Stored data entries
--------
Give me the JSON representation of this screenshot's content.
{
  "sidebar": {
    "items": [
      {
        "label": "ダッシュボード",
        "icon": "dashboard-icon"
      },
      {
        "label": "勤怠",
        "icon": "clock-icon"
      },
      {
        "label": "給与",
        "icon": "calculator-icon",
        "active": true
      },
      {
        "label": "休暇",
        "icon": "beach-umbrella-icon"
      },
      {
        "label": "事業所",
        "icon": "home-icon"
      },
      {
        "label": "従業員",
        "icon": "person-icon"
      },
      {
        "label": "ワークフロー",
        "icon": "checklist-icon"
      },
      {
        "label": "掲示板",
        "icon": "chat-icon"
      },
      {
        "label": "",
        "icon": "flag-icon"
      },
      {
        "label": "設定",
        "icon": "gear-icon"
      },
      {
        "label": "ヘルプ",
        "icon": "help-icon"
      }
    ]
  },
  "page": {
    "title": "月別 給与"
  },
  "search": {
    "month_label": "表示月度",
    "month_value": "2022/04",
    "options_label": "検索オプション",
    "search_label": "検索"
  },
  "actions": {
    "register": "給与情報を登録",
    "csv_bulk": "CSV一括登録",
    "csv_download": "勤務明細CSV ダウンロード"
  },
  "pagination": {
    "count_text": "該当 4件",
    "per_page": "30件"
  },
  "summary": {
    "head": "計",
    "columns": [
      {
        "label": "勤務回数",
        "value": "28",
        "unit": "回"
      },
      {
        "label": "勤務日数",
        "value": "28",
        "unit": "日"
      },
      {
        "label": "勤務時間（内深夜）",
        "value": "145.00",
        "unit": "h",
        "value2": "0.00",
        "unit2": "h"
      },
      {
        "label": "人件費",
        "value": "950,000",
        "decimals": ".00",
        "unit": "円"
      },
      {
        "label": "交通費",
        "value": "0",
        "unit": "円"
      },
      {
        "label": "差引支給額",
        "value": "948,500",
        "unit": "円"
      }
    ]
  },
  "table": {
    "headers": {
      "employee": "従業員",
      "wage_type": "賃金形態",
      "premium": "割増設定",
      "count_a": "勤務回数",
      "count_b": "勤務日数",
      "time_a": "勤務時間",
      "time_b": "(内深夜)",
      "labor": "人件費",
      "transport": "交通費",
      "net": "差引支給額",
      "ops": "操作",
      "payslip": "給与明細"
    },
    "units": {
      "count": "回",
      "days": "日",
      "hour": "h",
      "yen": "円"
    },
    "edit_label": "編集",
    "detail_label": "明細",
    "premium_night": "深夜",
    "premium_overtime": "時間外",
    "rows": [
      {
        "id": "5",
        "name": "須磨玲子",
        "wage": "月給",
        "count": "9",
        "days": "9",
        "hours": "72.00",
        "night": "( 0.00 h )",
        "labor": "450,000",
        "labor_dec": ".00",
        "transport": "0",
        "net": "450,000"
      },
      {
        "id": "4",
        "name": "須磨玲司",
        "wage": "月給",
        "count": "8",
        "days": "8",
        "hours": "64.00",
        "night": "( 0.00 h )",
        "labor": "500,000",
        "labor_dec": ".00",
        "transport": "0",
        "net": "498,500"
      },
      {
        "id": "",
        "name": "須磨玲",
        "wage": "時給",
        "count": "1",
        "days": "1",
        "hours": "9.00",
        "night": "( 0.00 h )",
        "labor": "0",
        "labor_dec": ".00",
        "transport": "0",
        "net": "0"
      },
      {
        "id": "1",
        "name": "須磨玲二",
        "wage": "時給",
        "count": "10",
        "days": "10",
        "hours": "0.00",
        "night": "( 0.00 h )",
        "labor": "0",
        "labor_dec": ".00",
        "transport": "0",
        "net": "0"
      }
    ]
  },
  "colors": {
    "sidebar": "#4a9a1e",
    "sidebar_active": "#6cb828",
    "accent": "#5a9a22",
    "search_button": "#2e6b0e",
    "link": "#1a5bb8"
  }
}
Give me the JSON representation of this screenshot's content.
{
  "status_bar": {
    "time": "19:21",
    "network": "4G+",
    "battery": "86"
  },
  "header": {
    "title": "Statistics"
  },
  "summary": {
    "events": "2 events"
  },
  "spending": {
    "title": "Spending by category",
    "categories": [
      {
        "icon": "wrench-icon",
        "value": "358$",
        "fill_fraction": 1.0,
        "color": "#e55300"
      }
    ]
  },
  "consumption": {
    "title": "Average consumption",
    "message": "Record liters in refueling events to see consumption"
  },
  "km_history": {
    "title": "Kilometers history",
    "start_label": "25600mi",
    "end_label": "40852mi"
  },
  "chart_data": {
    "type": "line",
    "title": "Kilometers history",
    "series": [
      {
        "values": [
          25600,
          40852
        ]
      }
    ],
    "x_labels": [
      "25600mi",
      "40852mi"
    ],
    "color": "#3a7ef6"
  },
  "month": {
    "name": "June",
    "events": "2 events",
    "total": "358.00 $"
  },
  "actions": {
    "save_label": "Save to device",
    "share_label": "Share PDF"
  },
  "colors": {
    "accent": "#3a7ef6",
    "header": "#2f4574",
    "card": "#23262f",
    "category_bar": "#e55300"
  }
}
--------
§ **Request**
Print every entry exactly as it appears.

§ **Written reply**
Give me the JSON representation of this screenshot's content.
{
  "sidebar": {
    "items": [
      {
        "label": "ダッシュボード",
        "icon": "dashboard-icon"
      },
      {
        "label": "勤怠",
        "icon": "clock-icon"
      },
      {
        "label": "給与",
        "icon": "calculator-icon",
        "active": true
      },
      {
        "label": "休暇",
        "icon": "beach-umbrella-icon"
      },
      {
        "label": "事業所",
        "icon": "home-icon"
      },
      {
        "label": "従業員",
        "icon": "person-icon"
      },
      {
        "label": "ワークフロー",
        "icon": "checklist-icon"
      },
      {
        "label": "掲示板",
        "icon": "chat-icon"
      },
      {
        "label": "",
        "icon": "flag-icon"
      },
      {
        "label": "設定",
        "icon": "gear-icon"
      },
      {
        "label": "ヘルプ",
        "icon": "help-icon"
      }
    ]
  },
  "page": {
    "title": "月別 給与"
  },
  "search": {
    "month_label": "表示月度",
    "month_value": "2022/04",
    "options_label": "検索オプション",
    "search_label": "検索"
  },
  "actions": {
    "register": "給与情報を登録",
    "csv_bulk": "CSV一括登録",
    "csv_download": "勤務明細CSV ダウンロード"
  },
  "pagination": {
    "count_text": "該当 4件",
    "per_page": "30件"
  },
  "summary": {
    "head": "計",
    "columns": [
      {
        "label": "勤務回数",
        "value": "28",
        "unit": "回"
      },
      {
        "label": "勤務日数",
        "value": "28",
        "unit": "日"
      },
      {
        "label": "勤務時間（内深夜）",
        "value": "145.00",
        "unit": "h",
        "value2": "0.00",
        "unit2": "h"
      },
      {
        "label": "人件費",
        "value": "950,000",
        "decimals": ".00",
        "unit": "円"
      },
      {
        "label": "交通費",
        "value": "0",
        "unit": "円"
      },
      {
        "label": "差引支給額",
        "value": "948,500",
        "unit": "円"
      }
    ]
  },
  "table": {
    "headers": {
      "employee": "従業員",
      "wage_type": "賃金形態",
      "premium": "割増設定",
      "count_a": "勤務回数",
      "count_b": "勤務日数",
      "time_a": "勤務時間",
      "time_b": "(内深夜)",
      "labor": "人件費",
      "transport": "交通費",
      "net": "差引支給額",
      "ops": "操作",
      "payslip": "給与明細"
    },
    "units": {
      "count": "回",
      "days": "日",
      "hour": "h",
      "yen": "円"
    },
    "edit_label": "編集",
    "detail_label": "明細",
    "premium_night": "深夜",
    "premium_overtime": "時間外",
    "rows": [
      {
        "id": "5",
        "name": "須磨玲子",
        "wage": "月給",
        "count": "9",
        "days": "9",
        "hours": "72.00",
        "night": "( 0.00 h )",
        "labor": "450,000",
        "labor_dec": ".00",
        "transport": "0",
        "net": "450,000"
      },
      {
        "id": "4",
        "name": "須磨玲司",
        "wage": "月給",
        "count": "8",
        "days": "8",
        "hours": "64.00",
        "night": "( 0.00 h )",
        "labor": "500,000",
        "labor_dec": ".00",
        "transport": "0",
        "net": "498,500"
      },
      {
        "id": "",
        "name": "須磨玲",
        "wage": "時給",
        "count": "1",
        "days": "1",
        "hours": "9.00",
        "night": "( 0.00 h )",
        "labor": "0",
        "labor_dec": ".00",
        "transport": "0",
        "net": "0"
      },
      {
        "id": "1",
        "name": "須磨玲二",
        "wage": "時給",
        "count": "10",
        "days": "10",
        "hours": "0.00",
        "night": "( 0.00 h )",
        "labor": "0",
        "labor_dec": ".00",
        "transport": "0",
        "net": "0"
      }
    ]
  },
  "colors": {
    "sidebar": "#4a9a1e",
    "sidebar_active": "#6cb828",
    "accent": "#5a9a22",
    "search_button": "#2e6b0e",
    "link": "#1a5bb8"
  }
}
Give me the JSON representation of this screenshot's content.
{
  "status_bar": {
    "time": "19:21",
    "network": "4G+",
    "battery": "86"
  },
  "header": {
    "title": "Statistics"
  },
  "summary": {
    "events": "2 events"
  },
  "spending": {
    "title": "Spending by category",
    "categories": [
      {
        "icon": "wrench-icon",
        "value": "358$",
        "fill_fraction": 1.0,
        "color": "#e55300"
      }
    ]
  },
  "consumption": {
    "title": "Average consumption",
    "message": "Record liters in refueling events to see consumption"
  },
  "km_history": {
    "title": "Kilometers history",
    "start_label": "25600mi",
    "end_label": "40852mi"
  },
  "chart_data": {
    "type": "line",
    "title": "Kilometers history",
    "series": [
      {
        "values": [
          25600,
          40852
        ]
      }
    ],
    "x_labels": [
      "25600mi",
      "40852mi"
    ],
    "color": "#3a7ef6"
  },
  "month": {
    "name": "June",
    "events": "2 events",
    "total": "358.00 $"
  },
  "actions": {
    "save_label": "Save to device",
    "share_label": "Share PDF"
  },
  "colors": {
    "accent": "#3a7ef6",
    "header": "#2f4574",
    "card": "#23262f",
    "category_bar": "#e55300"
  }
}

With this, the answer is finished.